## Extracts from a graphics dataset
....

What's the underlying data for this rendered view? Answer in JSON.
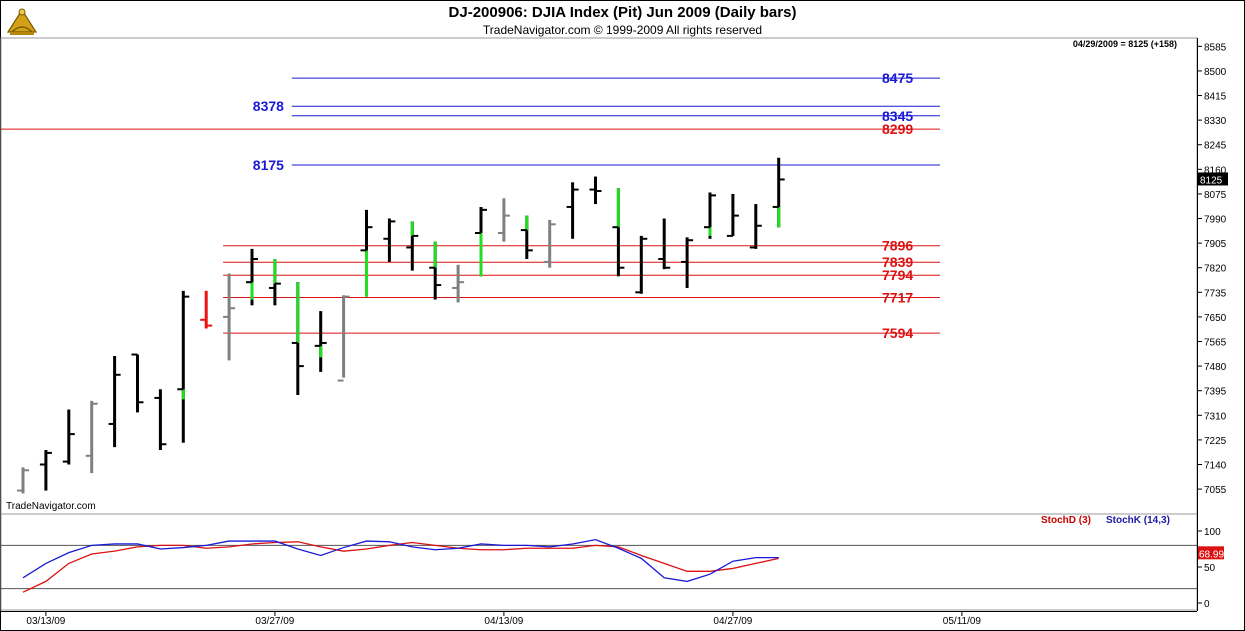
{
  "header": {
    "title": "DJ-200906:  DJIA Index (Pit) Jun 2009  (Daily bars)",
    "subtitle": "TradeNavigator.com © 1999-2009 All rights reserved",
    "readout": "04/29/2009 = 8125 (+158)",
    "watermark": "TradeNavigator.com"
  },
  "chart_data": [
    {
      "type": "ohlc",
      "title": "DJ-200906:  DJIA Index (Pit) Jun 2009  (Daily bars)",
      "ylim": [
        7000,
        8600
      ],
      "y_ticks": [
        8585,
        8500,
        8415,
        8330,
        8245,
        8160,
        8075,
        7990,
        7905,
        7820,
        7735,
        7650,
        7565,
        7480,
        7395,
        7310,
        7225,
        7140,
        7055
      ],
      "x_tick_labels": [
        {
          "label": "03/13/09",
          "bar_index": 1
        },
        {
          "label": "03/27/09",
          "bar_index": 11
        },
        {
          "label": "04/13/09",
          "bar_index": 21
        },
        {
          "label": "04/27/09",
          "bar_index": 31
        },
        {
          "label": "05/11/09",
          "bar_index": 41
        }
      ],
      "last_price": "8125",
      "bars": [
        {
          "o": 7050,
          "h": 7130,
          "l": 7040,
          "c": 7120,
          "color": "gray"
        },
        {
          "o": 7140,
          "h": 7190,
          "l": 7050,
          "c": 7180,
          "color": "black"
        },
        {
          "o": 7150,
          "h": 7330,
          "l": 7140,
          "c": 7245,
          "color": "black"
        },
        {
          "o": 7170,
          "h": 7360,
          "l": 7110,
          "c": 7350,
          "color": "gray"
        },
        {
          "o": 7280,
          "h": 7515,
          "l": 7200,
          "c": 7450,
          "color": "black"
        },
        {
          "o": 7520,
          "h": 7520,
          "l": 7320,
          "c": 7355,
          "color": "black"
        },
        {
          "o": 7370,
          "h": 7400,
          "l": 7190,
          "c": 7210,
          "color": "black"
        },
        {
          "o": 7400,
          "h": 7740,
          "l": 7215,
          "c": 7720,
          "color": "black_green_tail",
          "green_to": 7365
        },
        {
          "o": 7640,
          "h": 7740,
          "l": 7610,
          "c": 7620,
          "color": "red"
        },
        {
          "o": 7650,
          "h": 7800,
          "l": 7500,
          "c": 7680,
          "color": "gray"
        },
        {
          "o": 7770,
          "h": 7885,
          "l": 7690,
          "c": 7850,
          "color": "black_green_tail",
          "green_to": 7710
        },
        {
          "o": 7750,
          "h": 7850,
          "l": 7690,
          "c": 7765,
          "color": "black_green_tail",
          "green_to": 7850
        },
        {
          "o": 7560,
          "h": 7770,
          "l": 7380,
          "c": 7480,
          "color": "black_green_tail",
          "green_to": 7770
        },
        {
          "o": 7550,
          "h": 7670,
          "l": 7460,
          "c": 7560,
          "color": "black_green_tail",
          "green_to": 7510
        },
        {
          "o": 7430,
          "h": 7725,
          "l": 7440,
          "c": 7720,
          "color": "gray"
        },
        {
          "o": 7880,
          "h": 8020,
          "l": 7720,
          "c": 7960,
          "color": "black_green_tail",
          "green_to": 7720
        },
        {
          "o": 7920,
          "h": 7990,
          "l": 7840,
          "c": 7980,
          "color": "black"
        },
        {
          "o": 7890,
          "h": 7980,
          "l": 7810,
          "c": 7930,
          "color": "black_green_tail",
          "green_to": 7980
        },
        {
          "o": 7820,
          "h": 7910,
          "l": 7710,
          "c": 7760,
          "color": "black_green_tail",
          "green_to": 7910
        },
        {
          "o": 7750,
          "h": 7830,
          "l": 7700,
          "c": 7770,
          "color": "gray"
        },
        {
          "o": 7940,
          "h": 8030,
          "l": 7790,
          "c": 8020,
          "color": "black_green_tail",
          "green_to": 7790
        },
        {
          "o": 7940,
          "h": 8060,
          "l": 7910,
          "c": 8000,
          "color": "gray"
        },
        {
          "o": 7950,
          "h": 8000,
          "l": 7850,
          "c": 7880,
          "color": "black_green_tail",
          "green_to": 8000
        },
        {
          "o": 7840,
          "h": 7985,
          "l": 7820,
          "c": 7970,
          "color": "gray"
        },
        {
          "o": 8030,
          "h": 8115,
          "l": 7920,
          "c": 8090,
          "color": "black"
        },
        {
          "o": 8090,
          "h": 8135,
          "l": 8040,
          "c": 8085,
          "color": "black"
        },
        {
          "o": 7960,
          "h": 8095,
          "l": 7790,
          "c": 7820,
          "color": "black_green_tail",
          "green_to": 8095
        },
        {
          "o": 7735,
          "h": 7930,
          "l": 7730,
          "c": 7920,
          "color": "black"
        },
        {
          "o": 7850,
          "h": 7990,
          "l": 7815,
          "c": 7820,
          "color": "black"
        },
        {
          "o": 7840,
          "h": 7925,
          "l": 7750,
          "c": 7915,
          "color": "black"
        },
        {
          "o": 7960,
          "h": 8080,
          "l": 7920,
          "c": 8070,
          "color": "black_green_tail",
          "green_to": 7930
        },
        {
          "o": 7930,
          "h": 8075,
          "l": 7930,
          "c": 8000,
          "color": "black"
        },
        {
          "o": 7890,
          "h": 8040,
          "l": 7885,
          "c": 7965,
          "color": "black"
        },
        {
          "o": 8030,
          "h": 8200,
          "l": 7960,
          "c": 8125,
          "color": "black_green_tail",
          "green_to": 7960
        }
      ],
      "levels": [
        {
          "value": 8475,
          "label": "8475",
          "color": "#1a1ad6",
          "from_bar": 12,
          "label_side": "right"
        },
        {
          "value": 8378,
          "label": "8378",
          "color": "#1a1ad6",
          "from_bar": 12,
          "label_side": "left"
        },
        {
          "value": 8345,
          "label": "8345",
          "color": "#1a1ad6",
          "from_bar": 12,
          "label_side": "right"
        },
        {
          "value": 8299,
          "label": "8299",
          "color": "#dd1111",
          "from_bar": -1,
          "label_side": "right"
        },
        {
          "value": 8175,
          "label": "8175",
          "color": "#1a1ad6",
          "from_bar": 12,
          "label_side": "left"
        },
        {
          "value": 7896,
          "label": "7896",
          "color": "#dd1111",
          "from_bar": 9,
          "label_side": "right"
        },
        {
          "value": 7839,
          "label": "7839",
          "color": "#dd1111",
          "from_bar": 9,
          "label_side": "right"
        },
        {
          "value": 7794,
          "label": "7794",
          "color": "#dd1111",
          "from_bar": 9,
          "label_side": "right"
        },
        {
          "value": 7717,
          "label": "7717",
          "color": "#dd1111",
          "from_bar": 9,
          "label_side": "right"
        },
        {
          "value": 7594,
          "label": "7594",
          "color": "#dd1111",
          "from_bar": 9,
          "label_side": "right"
        }
      ]
    },
    {
      "type": "line",
      "ylim": [
        0,
        100
      ],
      "y_ticks": [
        100,
        50,
        0
      ],
      "reference_lines": [
        80,
        20
      ],
      "last_value": "68.99",
      "series": [
        {
          "name": "StochD (3)",
          "color": "#dd1111",
          "values": [
            15,
            30,
            55,
            68,
            72,
            78,
            80,
            80,
            76,
            78,
            82,
            84,
            85,
            78,
            72,
            75,
            80,
            84,
            80,
            76,
            74,
            74,
            76,
            76,
            76,
            80,
            78,
            66,
            55,
            44,
            44,
            48,
            55,
            62
          ]
        },
        {
          "name": "StochK (14,3)",
          "color": "#1a1ad6",
          "values": [
            35,
            55,
            70,
            80,
            82,
            82,
            75,
            77,
            80,
            86,
            86,
            86,
            75,
            66,
            77,
            86,
            85,
            78,
            74,
            76,
            82,
            80,
            80,
            78,
            82,
            88,
            76,
            62,
            35,
            30,
            40,
            58,
            63,
            63
          ]
        }
      ]
    }
  ]
}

....

## Your goal
Without including the pictures, reproduce all entries exactly.

## The answer
What's the underlying data for this rendered view? Answer in JSON.
{
  "header": {
    "title": "DJ-200906:  DJIA Index (Pit) Jun 2009  (Daily bars)",
    "subtitle": "TradeNavigator.com © 1999-2009 All rights reserved",
    "readout": "04/29/2009 = 8125 (+158)",
    "watermark": "TradeNavigator.com"
  },
  "chart_data": [
    {
      "type": "ohlc",
      "title": "DJ-200906:  DJIA Index (Pit) Jun 2009  (Daily bars)",
      "ylim": [
        7000,
        8600
      ],
      "y_ticks": [
        8585,
        8500,
        8415,
        8330,
        8245,
        8160,
        8075,
        7990,
        7905,
        7820,
        7735,
        7650,
        7565,
        7480,
        7395,
        7310,
        7225,
        7140,
        7055
      ],
      "x_tick_labels": [
        {
          "label": "03/13/09",
          "bar_index": 1
        },
        {
          "label": "03/27/09",
          "bar_index": 11
        },
        {
          "label": "04/13/09",
          "bar_index": 21
        },
        {
          "label": "04/27/09",
          "bar_index": 31
        },
        {
          "label": "05/11/09",
          "bar_index": 41
        }
      ],
      "last_price": "8125",
      "bars": [
        {
          "o": 7050,
          "h": 7130,
          "l": 7040,
          "c": 7120,
          "color": "gray"
        },
        {
          "o": 7140,
          "h": 7190,
          "l": 7050,
          "c": 7180,
          "color": "black"
        },
        {
          "o": 7150,
          "h": 7330,
          "l": 7140,
          "c": 7245,
          "color": "black"
        },
        {
          "o": 7170,
          "h": 7360,
          "l": 7110,
          "c": 7350,
          "color": "gray"
        },
        {
          "o": 7280,
          "h": 7515,
          "l": 7200,
          "c": 7450,
          "color": "black"
        },
        {
          "o": 7520,
          "h": 7520,
          "l": 7320,
          "c": 7355,
          "color": "black"
        },
        {
          "o": 7370,
          "h": 7400,
          "l": 7190,
          "c": 7210,
          "color": "black"
        },
        {
          "o": 7400,
          "h": 7740,
          "l": 7215,
          "c": 7720,
          "color": "black_green_tail",
          "green_to": 7365
        },
        {
          "o": 7640,
          "h": 7740,
          "l": 7610,
          "c": 7620,
          "color": "red"
        },
        {
          "o": 7650,
          "h": 7800,
          "l": 7500,
          "c": 7680,
          "color": "gray"
        },
        {
          "o": 7770,
          "h": 7885,
          "l": 7690,
          "c": 7850,
          "color": "black_green_tail",
          "green_to": 7710
        },
        {
          "o": 7750,
          "h": 7850,
          "l": 7690,
          "c": 7765,
          "color": "black_green_tail",
          "green_to": 7850
        },
        {
          "o": 7560,
          "h": 7770,
          "l": 7380,
          "c": 7480,
          "color": "black_green_tail",
          "green_to": 7770
        },
        {
          "o": 7550,
          "h": 7670,
          "l": 7460,
          "c": 7560,
          "color": "black_green_tail",
          "green_to": 7510
        },
        {
          "o": 7430,
          "h": 7725,
          "l": 7440,
          "c": 7720,
          "color": "gray"
        },
        {
          "o": 7880,
          "h": 8020,
          "l": 7720,
          "c": 7960,
          "color": "black_green_tail",
          "green_to": 7720
        },
        {
          "o": 7920,
          "h": 7990,
          "l": 7840,
          "c": 7980,
          "color": "black"
        },
        {
          "o": 7890,
          "h": 7980,
          "l": 7810,
          "c": 7930,
          "color": "black_green_tail",
          "green_to": 7980
        },
        {
          "o": 7820,
          "h": 7910,
          "l": 7710,
          "c": 7760,
          "color": "black_green_tail",
          "green_to": 7910
        },
        {
          "o": 7750,
          "h": 7830,
          "l": 7700,
          "c": 7770,
          "color": "gray"
        },
        {
          "o": 7940,
          "h": 8030,
          "l": 7790,
          "c": 8020,
          "color": "black_green_tail",
          "green_to": 7790
        },
        {
          "o": 7940,
          "h": 8060,
          "l": 7910,
          "c": 8000,
          "color": "gray"
        },
        {
          "o": 7950,
          "h": 8000,
          "l": 7850,
          "c": 7880,
          "color": "black_green_tail",
          "green_to": 8000
        },
        {
          "o": 7840,
          "h": 7985,
          "l": 7820,
          "c": 7970,
          "color": "gray"
        },
        {
          "o": 8030,
          "h": 8115,
          "l": 7920,
          "c": 8090,
          "color": "black"
        },
        {
          "o": 8090,
          "h": 8135,
          "l": 8040,
          "c": 8085,
          "color": "black"
        },
        {
          "o": 7960,
          "h": 8095,
          "l": 7790,
          "c": 7820,
          "color": "black_green_tail",
          "green_to": 8095
        },
        {
          "o": 7735,
          "h": 7930,
          "l": 7730,
          "c": 7920,
          "color": "black"
        },
        {
          "o": 7850,
          "h": 7990,
          "l": 7815,
          "c": 7820,
          "color": "black"
        },
        {
          "o": 7840,
          "h": 7925,
          "l": 7750,
          "c": 7915,
          "color": "black"
        },
        {
          "o": 7960,
          "h": 8080,
          "l": 7920,
          "c": 8070,
          "color": "black_green_tail",
          "green_to": 7930
        },
        {
          "o": 7930,
          "h": 8075,
          "l": 7930,
          "c": 8000,
          "color": "black"
        },
        {
          "o": 7890,
          "h": 8040,
          "l": 7885,
          "c": 7965,
          "color": "black"
        },
        {
          "o": 8030,
          "h": 8200,
          "l": 7960,
          "c": 8125,
          "color": "black_green_tail",
          "green_to": 7960
        }
      ],
      "levels": [
        {
          "value": 8475,
          "label": "8475",
          "color": "#1a1ad6",
          "from_bar": 12,
          "label_side": "right"
        },
        {
          "value": 8378,
          "label": "8378",
          "color": "#1a1ad6",
          "from_bar": 12,
          "label_side": "left"
        },
        {
          "value": 8345,
          "label": "8345",
          "color": "#1a1ad6",
          "from_bar": 12,
          "label_side": "right"
        },
        {
          "value": 8299,
          "label": "8299",
          "color": "#dd1111",
          "from_bar": -1,
          "label_side": "right"
        },
        {
          "value": 8175,
          "label": "8175",
          "color": "#1a1ad6",
          "from_bar": 12,
          "label_side": "left"
        },
        {
          "value": 7896,
          "label": "7896",
          "color": "#dd1111",
          "from_bar": 9,
          "label_side": "right"
        },
        {
          "value": 7839,
          "label": "7839",
          "color": "#dd1111",
          "from_bar": 9,
          "label_side": "right"
        },
        {
          "value": 7794,
          "label": "7794",
          "color": "#dd1111",
          "from_bar": 9,
          "label_side": "right"
        },
        {
          "value": 7717,
          "label": "7717",
          "color": "#dd1111",
          "from_bar": 9,
          "label_side": "right"
        },
        {
          "value": 7594,
          "label": "7594",
          "color": "#dd1111",
          "from_bar": 9,
          "label_side": "right"
        }
      ]
    },
    {
      "type": "line",
      "ylim": [
        0,
        100
      ],
      "y_ticks": [
        100,
        50,
        0
      ],
      "reference_lines": [
        80,
        20
      ],
      "last_value": "68.99",
      "series": [
        {
          "name": "StochD (3)",
          "color": "#dd1111",
          "values": [
            15,
            30,
            55,
            68,
            72,
            78,
            80,
            80,
            76,
            78,
            82,
            84,
            85,
            78,
            72,
            75,
            80,
            84,
            80,
            76,
            74,
            74,
            76,
            76,
            76,
            80,
            78,
            66,
            55,
            44,
            44,
            48,
            55,
            62
          ]
        },
        {
          "name": "StochK (14,3)",
          "color": "#1a1ad6",
          "values": [
            35,
            55,
            70,
            80,
            82,
            82,
            75,
            77,
            80,
            86,
            86,
            86,
            75,
            66,
            77,
            86,
            85,
            78,
            74,
            76,
            82,
            80,
            80,
            78,
            82,
            88,
            76,
            62,
            35,
            30,
            40,
            58,
            63,
            63
          ]
        }
      ]
    }
  ]
}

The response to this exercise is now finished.